======== Entries ========

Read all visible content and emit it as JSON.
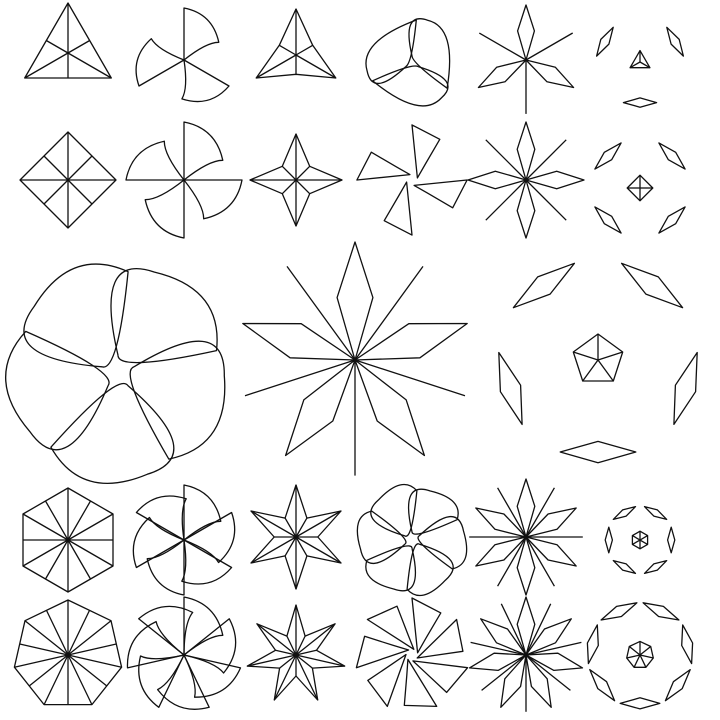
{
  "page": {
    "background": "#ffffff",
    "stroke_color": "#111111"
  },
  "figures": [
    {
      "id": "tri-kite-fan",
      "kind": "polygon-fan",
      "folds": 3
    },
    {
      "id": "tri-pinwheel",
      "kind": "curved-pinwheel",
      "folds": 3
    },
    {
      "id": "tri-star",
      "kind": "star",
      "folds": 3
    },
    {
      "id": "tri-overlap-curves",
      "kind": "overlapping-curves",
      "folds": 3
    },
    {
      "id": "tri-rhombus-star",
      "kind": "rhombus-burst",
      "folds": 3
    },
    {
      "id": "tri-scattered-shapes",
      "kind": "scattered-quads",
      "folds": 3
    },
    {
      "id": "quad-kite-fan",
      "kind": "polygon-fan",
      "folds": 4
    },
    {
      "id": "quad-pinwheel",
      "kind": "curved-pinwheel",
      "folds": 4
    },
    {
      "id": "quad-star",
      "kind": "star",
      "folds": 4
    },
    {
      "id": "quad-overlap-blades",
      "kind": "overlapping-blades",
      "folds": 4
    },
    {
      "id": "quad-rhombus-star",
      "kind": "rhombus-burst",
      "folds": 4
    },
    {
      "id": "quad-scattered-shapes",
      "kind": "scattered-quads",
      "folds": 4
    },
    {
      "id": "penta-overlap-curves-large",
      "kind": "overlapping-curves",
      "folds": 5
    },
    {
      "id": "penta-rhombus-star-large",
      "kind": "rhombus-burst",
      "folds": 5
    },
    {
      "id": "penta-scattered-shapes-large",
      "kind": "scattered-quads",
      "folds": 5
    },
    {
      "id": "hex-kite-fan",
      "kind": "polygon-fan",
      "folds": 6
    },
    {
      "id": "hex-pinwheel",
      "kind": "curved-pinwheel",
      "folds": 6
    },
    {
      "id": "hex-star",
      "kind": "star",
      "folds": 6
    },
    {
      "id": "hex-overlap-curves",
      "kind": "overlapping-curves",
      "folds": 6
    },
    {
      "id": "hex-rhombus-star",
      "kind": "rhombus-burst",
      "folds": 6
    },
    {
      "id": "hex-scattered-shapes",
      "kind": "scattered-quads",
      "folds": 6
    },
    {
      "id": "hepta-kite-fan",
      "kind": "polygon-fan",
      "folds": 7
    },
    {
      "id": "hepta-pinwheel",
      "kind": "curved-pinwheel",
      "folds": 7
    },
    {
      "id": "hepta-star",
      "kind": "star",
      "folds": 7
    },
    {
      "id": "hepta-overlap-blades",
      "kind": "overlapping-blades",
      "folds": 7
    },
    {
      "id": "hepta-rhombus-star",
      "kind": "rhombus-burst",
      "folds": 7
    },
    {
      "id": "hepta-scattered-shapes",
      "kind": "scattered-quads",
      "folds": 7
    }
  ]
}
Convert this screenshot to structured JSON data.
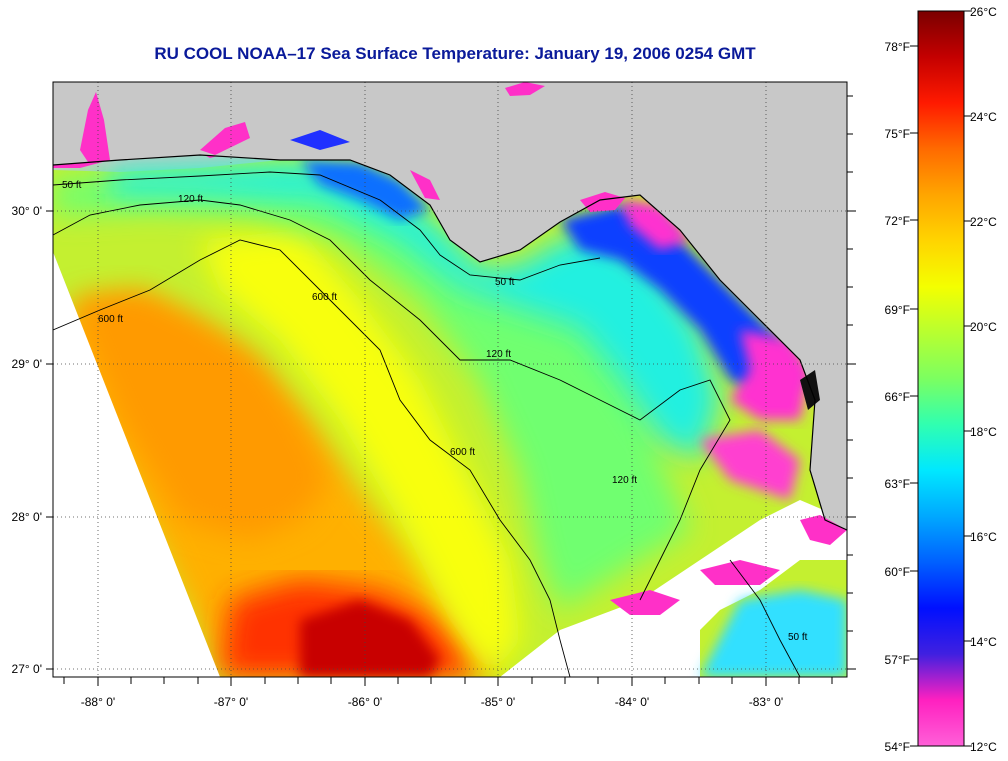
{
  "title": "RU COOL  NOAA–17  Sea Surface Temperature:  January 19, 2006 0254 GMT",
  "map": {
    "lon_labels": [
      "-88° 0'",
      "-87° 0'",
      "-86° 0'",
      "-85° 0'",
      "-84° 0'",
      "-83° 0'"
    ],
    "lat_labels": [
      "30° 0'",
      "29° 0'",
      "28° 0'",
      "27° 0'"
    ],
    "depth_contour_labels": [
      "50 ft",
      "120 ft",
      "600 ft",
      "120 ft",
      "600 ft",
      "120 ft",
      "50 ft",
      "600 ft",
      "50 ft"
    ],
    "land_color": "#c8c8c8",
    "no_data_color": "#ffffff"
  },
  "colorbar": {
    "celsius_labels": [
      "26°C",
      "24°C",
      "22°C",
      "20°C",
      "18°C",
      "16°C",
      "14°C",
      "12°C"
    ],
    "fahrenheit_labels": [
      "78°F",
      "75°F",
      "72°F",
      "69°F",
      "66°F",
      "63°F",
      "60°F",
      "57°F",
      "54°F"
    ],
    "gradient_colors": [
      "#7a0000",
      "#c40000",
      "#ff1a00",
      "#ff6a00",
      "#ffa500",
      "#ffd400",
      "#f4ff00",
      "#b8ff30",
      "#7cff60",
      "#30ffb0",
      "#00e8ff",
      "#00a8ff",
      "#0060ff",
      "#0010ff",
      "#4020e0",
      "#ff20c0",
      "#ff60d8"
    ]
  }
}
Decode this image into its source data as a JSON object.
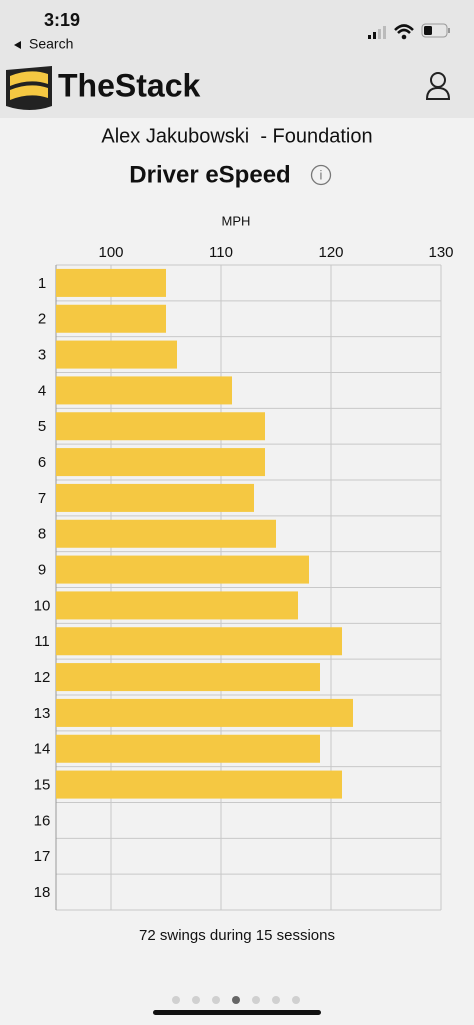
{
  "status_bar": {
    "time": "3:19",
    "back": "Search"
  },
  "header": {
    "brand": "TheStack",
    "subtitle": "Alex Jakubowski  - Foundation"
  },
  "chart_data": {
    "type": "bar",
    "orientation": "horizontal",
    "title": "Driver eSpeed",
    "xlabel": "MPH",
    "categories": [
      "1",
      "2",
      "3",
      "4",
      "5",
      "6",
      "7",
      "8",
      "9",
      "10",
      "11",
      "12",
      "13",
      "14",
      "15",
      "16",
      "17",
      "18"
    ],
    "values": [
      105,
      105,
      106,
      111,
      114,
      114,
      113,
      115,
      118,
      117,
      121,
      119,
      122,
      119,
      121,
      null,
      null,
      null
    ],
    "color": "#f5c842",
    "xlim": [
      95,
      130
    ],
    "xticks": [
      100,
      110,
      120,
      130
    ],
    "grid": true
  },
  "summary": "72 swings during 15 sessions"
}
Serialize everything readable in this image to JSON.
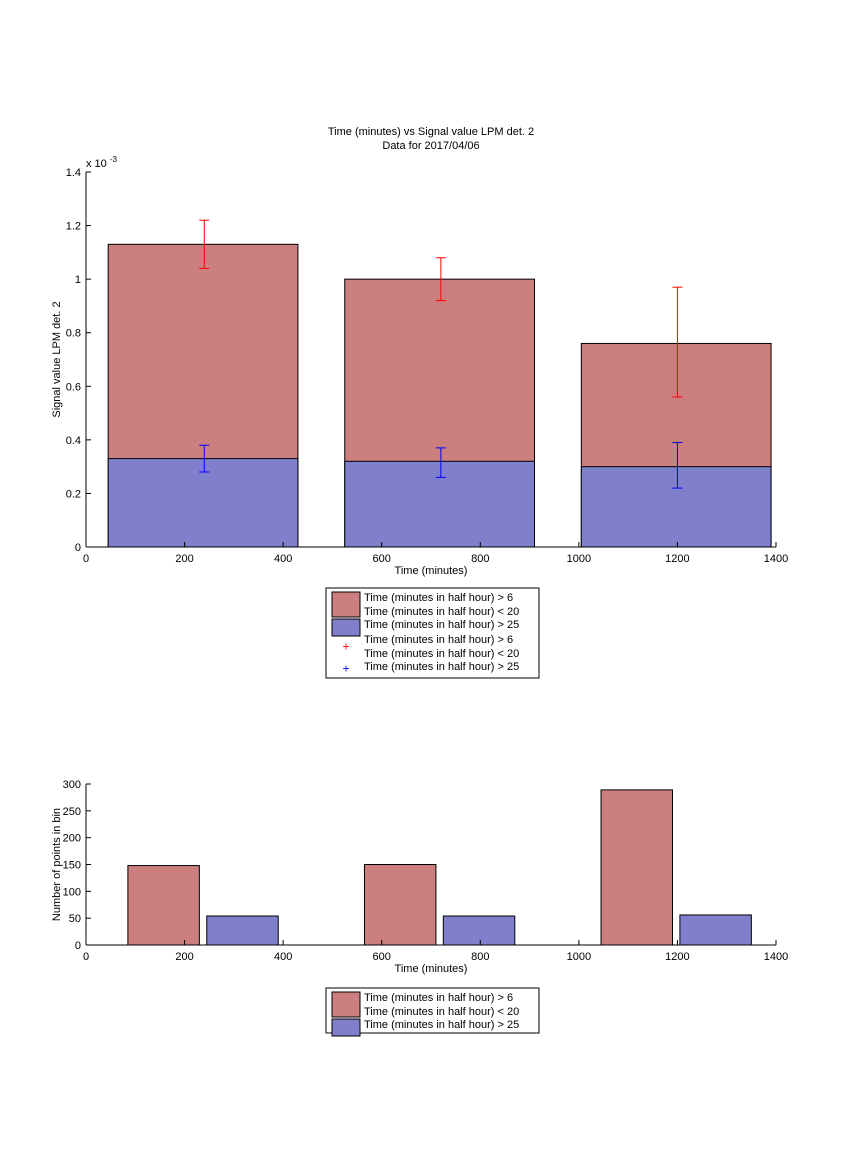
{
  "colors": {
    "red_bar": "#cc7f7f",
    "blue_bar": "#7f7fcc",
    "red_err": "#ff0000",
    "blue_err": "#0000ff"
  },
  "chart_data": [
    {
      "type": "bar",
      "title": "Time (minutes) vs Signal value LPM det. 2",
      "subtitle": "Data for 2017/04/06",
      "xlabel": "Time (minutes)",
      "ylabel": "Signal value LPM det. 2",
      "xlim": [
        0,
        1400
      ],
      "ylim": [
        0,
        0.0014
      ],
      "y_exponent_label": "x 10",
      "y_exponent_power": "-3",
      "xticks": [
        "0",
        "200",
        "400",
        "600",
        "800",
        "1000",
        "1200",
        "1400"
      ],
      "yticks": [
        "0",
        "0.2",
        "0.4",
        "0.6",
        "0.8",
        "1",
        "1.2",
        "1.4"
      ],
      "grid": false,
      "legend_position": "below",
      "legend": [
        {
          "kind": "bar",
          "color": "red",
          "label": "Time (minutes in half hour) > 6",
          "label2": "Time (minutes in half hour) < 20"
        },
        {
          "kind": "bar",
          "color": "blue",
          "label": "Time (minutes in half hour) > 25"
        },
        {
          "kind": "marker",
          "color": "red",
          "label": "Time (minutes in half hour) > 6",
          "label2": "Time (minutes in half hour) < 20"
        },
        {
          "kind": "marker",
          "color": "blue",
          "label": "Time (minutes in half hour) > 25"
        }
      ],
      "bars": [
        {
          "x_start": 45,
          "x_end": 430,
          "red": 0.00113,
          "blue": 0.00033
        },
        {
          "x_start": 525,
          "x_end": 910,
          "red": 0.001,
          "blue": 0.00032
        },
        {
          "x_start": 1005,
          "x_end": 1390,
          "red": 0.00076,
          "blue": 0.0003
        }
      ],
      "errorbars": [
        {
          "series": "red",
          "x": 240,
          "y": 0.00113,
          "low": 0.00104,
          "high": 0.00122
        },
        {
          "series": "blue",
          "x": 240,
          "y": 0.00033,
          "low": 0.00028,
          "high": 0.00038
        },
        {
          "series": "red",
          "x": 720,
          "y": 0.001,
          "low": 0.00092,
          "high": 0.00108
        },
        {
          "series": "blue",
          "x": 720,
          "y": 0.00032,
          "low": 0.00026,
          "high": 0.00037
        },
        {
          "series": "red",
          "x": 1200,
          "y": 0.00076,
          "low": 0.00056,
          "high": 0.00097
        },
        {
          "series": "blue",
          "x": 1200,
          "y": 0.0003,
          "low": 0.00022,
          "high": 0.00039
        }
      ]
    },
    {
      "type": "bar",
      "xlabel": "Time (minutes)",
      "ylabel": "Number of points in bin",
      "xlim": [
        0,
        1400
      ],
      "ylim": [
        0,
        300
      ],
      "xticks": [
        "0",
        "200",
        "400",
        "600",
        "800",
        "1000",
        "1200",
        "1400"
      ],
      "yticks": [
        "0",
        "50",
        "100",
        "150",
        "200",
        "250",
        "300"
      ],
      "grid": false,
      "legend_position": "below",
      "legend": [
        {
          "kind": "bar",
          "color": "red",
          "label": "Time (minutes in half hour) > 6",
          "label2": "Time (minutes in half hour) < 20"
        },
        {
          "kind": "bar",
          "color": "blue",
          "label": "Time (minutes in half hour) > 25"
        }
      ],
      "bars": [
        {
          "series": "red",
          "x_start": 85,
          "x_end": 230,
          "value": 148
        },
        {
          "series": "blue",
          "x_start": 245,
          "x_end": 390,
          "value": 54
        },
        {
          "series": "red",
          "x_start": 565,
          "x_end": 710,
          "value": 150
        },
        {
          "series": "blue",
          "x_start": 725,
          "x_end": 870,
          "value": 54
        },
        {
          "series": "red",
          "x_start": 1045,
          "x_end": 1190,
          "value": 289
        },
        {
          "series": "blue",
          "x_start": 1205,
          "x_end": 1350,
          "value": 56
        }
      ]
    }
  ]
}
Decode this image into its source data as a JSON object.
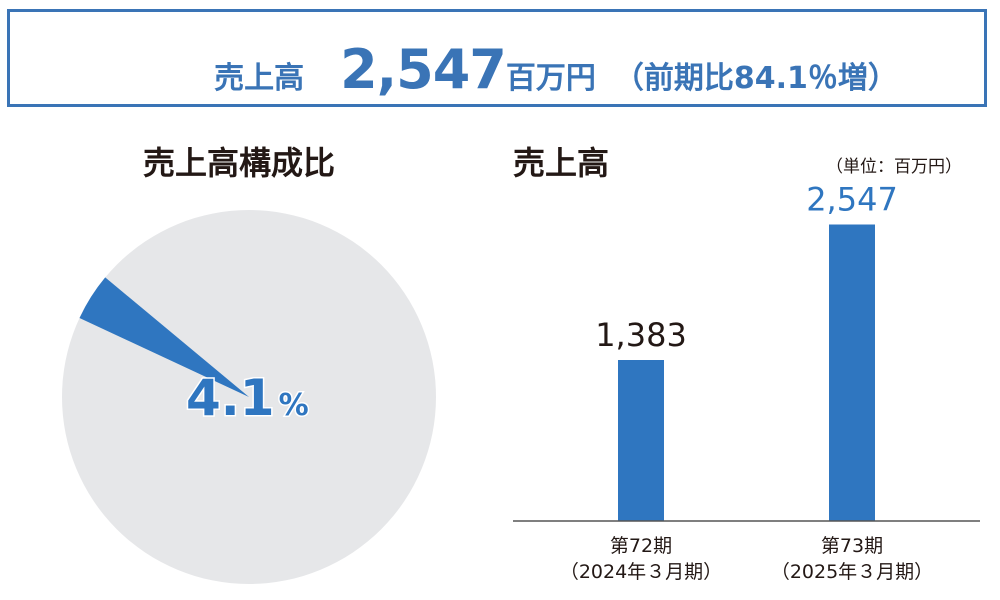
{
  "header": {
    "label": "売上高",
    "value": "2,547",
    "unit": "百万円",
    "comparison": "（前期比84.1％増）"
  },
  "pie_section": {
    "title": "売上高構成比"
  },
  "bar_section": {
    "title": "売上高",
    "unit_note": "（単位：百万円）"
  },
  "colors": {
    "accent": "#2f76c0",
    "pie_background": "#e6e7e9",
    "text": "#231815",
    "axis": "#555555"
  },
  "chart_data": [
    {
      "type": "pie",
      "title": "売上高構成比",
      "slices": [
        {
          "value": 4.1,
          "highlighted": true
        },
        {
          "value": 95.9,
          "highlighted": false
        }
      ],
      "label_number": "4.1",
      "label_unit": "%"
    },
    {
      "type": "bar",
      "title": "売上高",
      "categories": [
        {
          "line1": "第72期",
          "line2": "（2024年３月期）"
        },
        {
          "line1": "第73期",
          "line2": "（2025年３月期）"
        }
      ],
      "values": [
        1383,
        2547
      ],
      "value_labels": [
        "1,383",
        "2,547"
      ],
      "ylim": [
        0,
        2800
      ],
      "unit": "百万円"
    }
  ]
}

========

Work required. Return the lines of the records that include the string "hepta".

Final result.
      "id": "hepta-kite-fan",
      "id": "hepta-pinwheel",
      "id": "hepta-star",
      "id": "hepta-overlap-blades",
      "id": "hepta-rhombus-star",
      "id": "hepta-scattered-shapes",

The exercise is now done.